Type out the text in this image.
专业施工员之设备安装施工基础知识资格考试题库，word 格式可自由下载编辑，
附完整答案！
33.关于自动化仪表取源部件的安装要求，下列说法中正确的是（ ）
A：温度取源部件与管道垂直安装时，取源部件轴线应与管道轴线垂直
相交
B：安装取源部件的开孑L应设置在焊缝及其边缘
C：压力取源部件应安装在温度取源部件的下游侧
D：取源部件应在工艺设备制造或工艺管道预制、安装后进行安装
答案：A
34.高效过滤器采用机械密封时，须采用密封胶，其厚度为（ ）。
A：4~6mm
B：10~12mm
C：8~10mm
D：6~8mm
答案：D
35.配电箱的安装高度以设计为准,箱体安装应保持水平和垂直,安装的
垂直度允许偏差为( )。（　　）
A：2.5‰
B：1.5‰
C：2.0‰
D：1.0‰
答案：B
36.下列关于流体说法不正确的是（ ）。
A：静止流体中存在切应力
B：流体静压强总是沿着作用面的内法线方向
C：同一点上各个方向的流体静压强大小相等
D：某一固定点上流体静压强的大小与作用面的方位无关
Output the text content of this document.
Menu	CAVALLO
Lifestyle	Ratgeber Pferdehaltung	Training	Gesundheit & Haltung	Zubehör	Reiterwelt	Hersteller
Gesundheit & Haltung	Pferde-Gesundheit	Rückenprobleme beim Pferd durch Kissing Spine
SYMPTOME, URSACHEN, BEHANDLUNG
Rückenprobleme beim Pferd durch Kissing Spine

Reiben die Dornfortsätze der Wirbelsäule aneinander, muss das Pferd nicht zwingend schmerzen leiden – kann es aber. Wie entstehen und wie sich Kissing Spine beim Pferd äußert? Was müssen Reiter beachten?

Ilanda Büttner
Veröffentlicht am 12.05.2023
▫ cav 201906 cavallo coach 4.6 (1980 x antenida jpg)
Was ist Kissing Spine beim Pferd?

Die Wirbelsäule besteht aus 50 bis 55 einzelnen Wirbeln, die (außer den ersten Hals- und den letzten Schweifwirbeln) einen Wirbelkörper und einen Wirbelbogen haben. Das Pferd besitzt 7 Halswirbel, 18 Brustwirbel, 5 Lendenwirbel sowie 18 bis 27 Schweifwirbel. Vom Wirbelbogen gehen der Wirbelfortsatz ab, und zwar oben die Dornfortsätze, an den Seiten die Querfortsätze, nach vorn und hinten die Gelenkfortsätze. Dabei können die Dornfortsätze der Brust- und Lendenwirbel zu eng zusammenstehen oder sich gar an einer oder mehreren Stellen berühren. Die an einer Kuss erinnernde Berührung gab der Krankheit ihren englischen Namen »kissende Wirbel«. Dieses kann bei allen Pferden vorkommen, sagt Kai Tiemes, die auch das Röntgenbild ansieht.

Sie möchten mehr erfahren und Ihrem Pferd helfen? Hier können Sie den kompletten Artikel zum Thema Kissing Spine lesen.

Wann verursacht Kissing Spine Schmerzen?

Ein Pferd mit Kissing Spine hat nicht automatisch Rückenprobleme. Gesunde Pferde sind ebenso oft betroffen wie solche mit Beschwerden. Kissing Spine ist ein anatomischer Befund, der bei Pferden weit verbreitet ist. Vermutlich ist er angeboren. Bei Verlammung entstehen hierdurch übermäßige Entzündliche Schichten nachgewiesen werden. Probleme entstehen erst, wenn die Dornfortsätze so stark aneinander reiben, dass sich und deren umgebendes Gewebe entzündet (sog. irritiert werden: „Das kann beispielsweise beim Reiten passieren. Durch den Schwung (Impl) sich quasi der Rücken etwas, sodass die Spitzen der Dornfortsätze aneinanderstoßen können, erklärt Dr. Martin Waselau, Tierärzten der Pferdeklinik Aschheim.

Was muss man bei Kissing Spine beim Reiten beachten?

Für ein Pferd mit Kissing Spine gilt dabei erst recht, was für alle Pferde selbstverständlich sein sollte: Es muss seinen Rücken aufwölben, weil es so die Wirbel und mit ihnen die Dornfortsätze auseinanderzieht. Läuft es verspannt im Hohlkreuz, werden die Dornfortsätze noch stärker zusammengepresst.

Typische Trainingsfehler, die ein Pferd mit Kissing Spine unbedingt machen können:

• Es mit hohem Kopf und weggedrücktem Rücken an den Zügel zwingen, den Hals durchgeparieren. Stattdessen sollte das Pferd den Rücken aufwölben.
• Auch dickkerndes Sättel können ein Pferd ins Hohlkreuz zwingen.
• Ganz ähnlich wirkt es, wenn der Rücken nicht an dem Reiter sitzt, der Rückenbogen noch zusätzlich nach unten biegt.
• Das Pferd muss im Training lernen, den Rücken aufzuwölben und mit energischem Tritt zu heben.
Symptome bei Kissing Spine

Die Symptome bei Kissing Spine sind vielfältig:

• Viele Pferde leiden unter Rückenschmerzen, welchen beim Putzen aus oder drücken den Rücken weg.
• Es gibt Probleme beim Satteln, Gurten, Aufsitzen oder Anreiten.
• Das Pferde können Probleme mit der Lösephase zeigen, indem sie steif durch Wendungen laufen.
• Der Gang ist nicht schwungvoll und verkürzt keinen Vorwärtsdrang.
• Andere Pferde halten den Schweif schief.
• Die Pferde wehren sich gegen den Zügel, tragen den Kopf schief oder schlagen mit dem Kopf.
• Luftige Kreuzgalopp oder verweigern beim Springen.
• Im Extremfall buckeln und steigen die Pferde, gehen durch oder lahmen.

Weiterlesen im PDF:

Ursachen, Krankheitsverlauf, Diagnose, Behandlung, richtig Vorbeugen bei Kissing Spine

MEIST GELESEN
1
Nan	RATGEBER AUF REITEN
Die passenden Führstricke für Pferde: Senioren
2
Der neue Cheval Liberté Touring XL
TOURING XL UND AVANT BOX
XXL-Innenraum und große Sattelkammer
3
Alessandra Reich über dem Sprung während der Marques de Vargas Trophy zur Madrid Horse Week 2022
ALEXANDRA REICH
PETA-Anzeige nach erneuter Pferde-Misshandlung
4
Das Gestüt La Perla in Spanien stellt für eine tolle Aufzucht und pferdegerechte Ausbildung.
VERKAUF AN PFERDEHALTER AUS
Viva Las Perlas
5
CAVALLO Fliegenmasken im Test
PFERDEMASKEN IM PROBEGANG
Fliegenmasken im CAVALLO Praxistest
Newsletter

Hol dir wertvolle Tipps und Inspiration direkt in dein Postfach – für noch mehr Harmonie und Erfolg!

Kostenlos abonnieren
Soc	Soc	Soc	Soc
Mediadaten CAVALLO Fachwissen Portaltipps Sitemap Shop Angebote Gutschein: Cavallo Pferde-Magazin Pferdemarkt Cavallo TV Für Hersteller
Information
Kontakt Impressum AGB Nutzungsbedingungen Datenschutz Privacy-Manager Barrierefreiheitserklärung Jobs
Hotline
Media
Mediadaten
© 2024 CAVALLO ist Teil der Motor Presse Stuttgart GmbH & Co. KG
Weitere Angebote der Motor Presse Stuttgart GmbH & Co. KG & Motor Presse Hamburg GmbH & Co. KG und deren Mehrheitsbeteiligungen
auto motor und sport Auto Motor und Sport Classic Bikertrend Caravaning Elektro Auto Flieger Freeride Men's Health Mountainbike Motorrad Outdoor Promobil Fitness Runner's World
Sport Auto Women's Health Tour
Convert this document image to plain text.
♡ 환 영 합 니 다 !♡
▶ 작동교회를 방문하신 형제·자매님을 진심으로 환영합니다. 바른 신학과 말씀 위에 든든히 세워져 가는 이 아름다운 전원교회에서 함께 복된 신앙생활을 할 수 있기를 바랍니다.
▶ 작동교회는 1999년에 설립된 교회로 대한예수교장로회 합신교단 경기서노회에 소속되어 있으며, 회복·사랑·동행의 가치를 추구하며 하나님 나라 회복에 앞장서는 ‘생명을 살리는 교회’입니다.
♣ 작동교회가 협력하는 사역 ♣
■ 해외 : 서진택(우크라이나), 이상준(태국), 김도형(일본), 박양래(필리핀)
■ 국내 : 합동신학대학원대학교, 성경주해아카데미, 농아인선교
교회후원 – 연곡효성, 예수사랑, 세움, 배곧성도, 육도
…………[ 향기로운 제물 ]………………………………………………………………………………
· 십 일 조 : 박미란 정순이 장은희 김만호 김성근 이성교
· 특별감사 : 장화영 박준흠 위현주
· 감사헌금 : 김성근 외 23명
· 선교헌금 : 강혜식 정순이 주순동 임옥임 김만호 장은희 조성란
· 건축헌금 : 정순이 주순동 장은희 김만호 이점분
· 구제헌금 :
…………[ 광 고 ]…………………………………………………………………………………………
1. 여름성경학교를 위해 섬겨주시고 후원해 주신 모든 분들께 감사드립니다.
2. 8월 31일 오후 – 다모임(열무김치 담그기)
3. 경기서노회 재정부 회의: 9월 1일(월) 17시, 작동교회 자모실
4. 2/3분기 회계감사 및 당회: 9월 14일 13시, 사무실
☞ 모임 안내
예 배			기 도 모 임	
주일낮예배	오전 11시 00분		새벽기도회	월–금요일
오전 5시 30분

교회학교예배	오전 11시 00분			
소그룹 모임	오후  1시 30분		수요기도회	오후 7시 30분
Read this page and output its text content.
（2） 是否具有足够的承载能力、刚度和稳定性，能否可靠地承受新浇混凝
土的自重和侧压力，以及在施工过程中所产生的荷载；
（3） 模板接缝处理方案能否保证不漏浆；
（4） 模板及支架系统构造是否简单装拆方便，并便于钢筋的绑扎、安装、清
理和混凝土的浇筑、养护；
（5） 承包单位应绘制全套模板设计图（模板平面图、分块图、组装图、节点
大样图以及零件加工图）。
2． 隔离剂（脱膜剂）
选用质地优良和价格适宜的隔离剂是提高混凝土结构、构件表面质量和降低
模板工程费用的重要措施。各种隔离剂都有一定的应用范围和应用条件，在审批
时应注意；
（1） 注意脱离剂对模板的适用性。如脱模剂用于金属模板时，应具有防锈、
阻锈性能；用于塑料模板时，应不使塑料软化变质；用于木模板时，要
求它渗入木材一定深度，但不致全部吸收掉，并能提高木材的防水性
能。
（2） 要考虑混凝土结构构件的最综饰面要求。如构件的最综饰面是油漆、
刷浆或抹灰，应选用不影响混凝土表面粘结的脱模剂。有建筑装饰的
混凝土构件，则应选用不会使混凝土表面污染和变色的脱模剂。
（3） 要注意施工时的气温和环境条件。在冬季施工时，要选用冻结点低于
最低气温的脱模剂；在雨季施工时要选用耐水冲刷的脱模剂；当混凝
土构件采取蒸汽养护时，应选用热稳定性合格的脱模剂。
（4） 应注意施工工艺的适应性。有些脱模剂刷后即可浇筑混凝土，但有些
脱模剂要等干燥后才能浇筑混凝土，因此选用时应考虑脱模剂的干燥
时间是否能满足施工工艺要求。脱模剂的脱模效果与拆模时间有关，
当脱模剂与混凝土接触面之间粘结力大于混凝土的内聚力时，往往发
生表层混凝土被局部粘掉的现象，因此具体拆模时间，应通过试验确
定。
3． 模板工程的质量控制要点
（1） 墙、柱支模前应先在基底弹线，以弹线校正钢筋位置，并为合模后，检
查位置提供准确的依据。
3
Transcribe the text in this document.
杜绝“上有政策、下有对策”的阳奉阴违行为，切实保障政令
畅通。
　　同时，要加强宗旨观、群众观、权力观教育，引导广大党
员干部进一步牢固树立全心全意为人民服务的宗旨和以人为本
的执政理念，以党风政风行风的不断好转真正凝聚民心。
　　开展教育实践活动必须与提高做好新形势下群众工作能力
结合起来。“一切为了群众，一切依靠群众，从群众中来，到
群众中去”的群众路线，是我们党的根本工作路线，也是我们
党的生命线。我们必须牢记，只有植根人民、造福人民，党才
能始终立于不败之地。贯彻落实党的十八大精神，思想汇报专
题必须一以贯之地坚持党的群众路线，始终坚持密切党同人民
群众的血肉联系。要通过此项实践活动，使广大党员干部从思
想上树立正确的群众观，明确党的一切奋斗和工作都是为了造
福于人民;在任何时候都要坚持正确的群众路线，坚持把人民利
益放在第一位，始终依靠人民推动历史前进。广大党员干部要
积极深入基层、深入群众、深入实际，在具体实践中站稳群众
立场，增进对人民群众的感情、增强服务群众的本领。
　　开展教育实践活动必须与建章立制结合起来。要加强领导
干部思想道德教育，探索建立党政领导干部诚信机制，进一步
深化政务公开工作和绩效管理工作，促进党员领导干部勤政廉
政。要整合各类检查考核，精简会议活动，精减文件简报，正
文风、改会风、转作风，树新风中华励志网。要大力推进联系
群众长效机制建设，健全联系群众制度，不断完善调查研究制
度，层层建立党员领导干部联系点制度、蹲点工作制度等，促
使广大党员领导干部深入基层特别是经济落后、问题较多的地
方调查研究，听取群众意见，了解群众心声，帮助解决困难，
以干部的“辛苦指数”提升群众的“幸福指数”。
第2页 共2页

Aim - Nothing but the lines from the one with "Read this page and output its text content." through the last line should be repeated, each exactly as it stands.

Response below -
Read this page and output its text content.
（2） 是否具有足够的承载能力、刚度和稳定性，能否可靠地承受新浇混凝
土的自重和侧压力，以及在施工过程中所产生的荷载；
（3） 模板接缝处理方案能否保证不漏浆；
（4） 模板及支架系统构造是否简单装拆方便，并便于钢筋的绑扎、安装、清
理和混凝土的浇筑、养护；
（5） 承包单位应绘制全套模板设计图（模板平面图、分块图、组装图、节点
大样图以及零件加工图）。
2． 隔离剂（脱膜剂）
选用质地优良和价格适宜的隔离剂是提高混凝土结构、构件表面质量和降低
模板工程费用的重要措施。各种隔离剂都有一定的应用范围和应用条件，在审批
时应注意；
（1） 注意脱离剂对模板的适用性。如脱模剂用于金属模板时，应具有防锈、
阻锈性能；用于塑料模板时，应不使塑料软化变质；用于木模板时，要
求它渗入木材一定深度，但不致全部吸收掉，并能提高木材的防水性
能。
（2） 要考虑混凝土结构构件的最综饰面要求。如构件的最综饰面是油漆、
刷浆或抹灰，应选用不影响混凝土表面粘结的脱模剂。有建筑装饰的
混凝土构件，则应选用不会使混凝土表面污染和变色的脱模剂。
（3） 要注意施工时的气温和环境条件。在冬季施工时，要选用冻结点低于
最低气温的脱模剂；在雨季施工时要选用耐水冲刷的脱模剂；当混凝
土构件采取蒸汽养护时，应选用热稳定性合格的脱模剂。
（4） 应注意施工工艺的适应性。有些脱模剂刷后即可浇筑混凝土，但有些
脱模剂要等干燥后才能浇筑混凝土，因此选用时应考虑脱模剂的干燥
时间是否能满足施工工艺要求。脱模剂的脱模效果与拆模时间有关，
当脱模剂与混凝土接触面之间粘结力大于混凝土的内聚力时，往往发
生表层混凝土被局部粘掉的现象，因此具体拆模时间，应通过试验确
定。
3． 模板工程的质量控制要点
（1） 墙、柱支模前应先在基底弹线，以弹线校正钢筋位置，并为合模后，检
查位置提供准确的依据。
3
Transcribe the text in this document.
杜绝“上有政策、下有对策”的阳奉阴违行为，切实保障政令
畅通。
　　同时，要加强宗旨观、群众观、权力观教育，引导广大党
员干部进一步牢固树立全心全意为人民服务的宗旨和以人为本
的执政理念，以党风政风行风的不断好转真正凝聚民心。
　　开展教育实践活动必须与提高做好新形势下群众工作能力
结合起来。“一切为了群众，一切依靠群众，从群众中来，到
群众中去”的群众路线，是我们党的根本工作路线，也是我们
党的生命线。我们必须牢记，只有植根人民、造福人民，党才
能始终立于不败之地。贯彻落实党的十八大精神，思想汇报专
题必须一以贯之地坚持党的群众路线，始终坚持密切党同人民
群众的血肉联系。要通过此项实践活动，使广大党员干部从思
想上树立正确的群众观，明确党的一切奋斗和工作都是为了造
福于人民;在任何时候都要坚持正确的群众路线，坚持把人民利
益放在第一位，始终依靠人民推动历史前进。广大党员干部要
积极深入基层、深入群众、深入实际，在具体实践中站稳群众
立场，增进对人民群众的感情、增强服务群众的本领。
　　开展教育实践活动必须与建章立制结合起来。要加强领导
干部思想道德教育，探索建立党政领导干部诚信机制，进一步
深化政务公开工作和绩效管理工作，促进党员领导干部勤政廉
政。要整合各类检查考核，精简会议活动，精减文件简报，正
文风、改会风、转作风，树新风中华励志网。要大力推进联系
群众长效机制建设，健全联系群众制度，不断完善调查研究制
度，层层建立党员领导干部联系点制度、蹲点工作制度等，促
使广大党员领导干部深入基层特别是经济落后、问题较多的地
方调查研究，听取群众意见，了解群众心声，帮助解决困难，
以干部的“辛苦指数”提升群众的“幸福指数”。
第2页 共2页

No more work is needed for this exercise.